§ Aim:
Repeat every record below exactly as written.

§ Data records:
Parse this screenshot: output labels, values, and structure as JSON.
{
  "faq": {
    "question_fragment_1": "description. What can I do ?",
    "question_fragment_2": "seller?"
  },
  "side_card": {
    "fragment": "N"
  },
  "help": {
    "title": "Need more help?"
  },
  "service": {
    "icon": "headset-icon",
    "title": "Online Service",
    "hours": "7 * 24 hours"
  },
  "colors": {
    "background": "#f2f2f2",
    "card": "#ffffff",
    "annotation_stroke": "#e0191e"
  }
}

§ Solution for this exercise:
Parse this screenshot: output labels, values, and structure as JSON.
{
  "faq": {
    "question_fragment_1": "description. What can I do ?",
    "question_fragment_2": "seller?"
  },
  "side_card": {
    "fragment": "N"
  },
  "help": {
    "title": "Need more help?"
  },
  "service": {
    "icon": "headset-icon",
    "title": "Online Service",
    "hours": "7 * 24 hours"
  },
  "colors": {
    "background": "#f2f2f2",
    "card": "#ffffff",
    "annotation_stroke": "#e0191e"
  }
}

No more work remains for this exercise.